● **Objective**: Give all of the lines again exactly as they read.

===== Record excerpts

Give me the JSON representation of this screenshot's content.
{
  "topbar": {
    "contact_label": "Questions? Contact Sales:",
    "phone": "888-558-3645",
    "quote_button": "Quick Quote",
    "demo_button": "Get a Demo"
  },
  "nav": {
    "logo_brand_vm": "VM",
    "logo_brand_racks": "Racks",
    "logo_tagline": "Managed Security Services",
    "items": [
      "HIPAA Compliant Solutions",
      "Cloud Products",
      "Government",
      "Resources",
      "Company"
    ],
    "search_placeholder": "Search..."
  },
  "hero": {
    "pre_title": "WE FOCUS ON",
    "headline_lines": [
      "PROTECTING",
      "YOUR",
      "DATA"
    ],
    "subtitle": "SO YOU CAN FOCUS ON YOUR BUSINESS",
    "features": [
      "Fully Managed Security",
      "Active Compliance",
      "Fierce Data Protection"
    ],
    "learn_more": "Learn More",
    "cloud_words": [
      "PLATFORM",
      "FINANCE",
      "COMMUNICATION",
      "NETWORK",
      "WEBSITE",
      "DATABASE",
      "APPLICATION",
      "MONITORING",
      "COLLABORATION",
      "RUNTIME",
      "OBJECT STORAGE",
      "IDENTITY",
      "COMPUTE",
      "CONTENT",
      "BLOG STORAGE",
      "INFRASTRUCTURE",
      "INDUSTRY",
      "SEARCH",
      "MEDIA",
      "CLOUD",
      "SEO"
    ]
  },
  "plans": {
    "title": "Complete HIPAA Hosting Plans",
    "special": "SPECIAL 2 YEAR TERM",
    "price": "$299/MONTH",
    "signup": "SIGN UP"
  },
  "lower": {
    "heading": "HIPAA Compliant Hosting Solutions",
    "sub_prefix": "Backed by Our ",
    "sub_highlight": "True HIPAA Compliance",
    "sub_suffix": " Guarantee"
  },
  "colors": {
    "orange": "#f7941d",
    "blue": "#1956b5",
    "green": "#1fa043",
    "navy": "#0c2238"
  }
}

==========

● **Written solution**:
Give me the JSON representation of this screenshot's content.
{
  "topbar": {
    "contact_label": "Questions? Contact Sales:",
    "phone": "888-558-3645",
    "quote_button": "Quick Quote",
    "demo_button": "Get a Demo"
  },
  "nav": {
    "logo_brand_vm": "VM",
    "logo_brand_racks": "Racks",
    "logo_tagline": "Managed Security Services",
    "items": [
      "HIPAA Compliant Solutions",
      "Cloud Products",
      "Government",
      "Resources",
      "Company"
    ],
    "search_placeholder": "Search..."
  },
  "hero": {
    "pre_title": "WE FOCUS ON",
    "headline_lines": [
      "PROTECTING",
      "YOUR",
      "DATA"
    ],
    "subtitle": "SO YOU CAN FOCUS ON YOUR BUSINESS",
    "features": [
      "Fully Managed Security",
      "Active Compliance",
      "Fierce Data Protection"
    ],
    "learn_more": "Learn More",
    "cloud_words": [
      "PLATFORM",
      "FINANCE",
      "COMMUNICATION",
      "NETWORK",
      "WEBSITE",
      "DATABASE",
      "APPLICATION",
      "MONITORING",
      "COLLABORATION",
      "RUNTIME",
      "OBJECT STORAGE",
      "IDENTITY",
      "COMPUTE",
      "CONTENT",
      "BLOG STORAGE",
      "INFRASTRUCTURE",
      "INDUSTRY",
      "SEARCH",
      "MEDIA",
      "CLOUD",
      "SEO"
    ]
  },
  "plans": {
    "title": "Complete HIPAA Hosting Plans",
    "special": "SPECIAL 2 YEAR TERM",
    "price": "$299/MONTH",
    "signup": "SIGN UP"
  },
  "lower": {
    "heading": "HIPAA Compliant Hosting Solutions",
    "sub_prefix": "Backed by Our ",
    "sub_highlight": "True HIPAA Compliance",
    "sub_suffix": " Guarantee"
  },
  "colors": {
    "orange": "#f7941d",
    "blue": "#1956b5",
    "green": "#1fa043",
    "navy": "#0c2238"
  }
}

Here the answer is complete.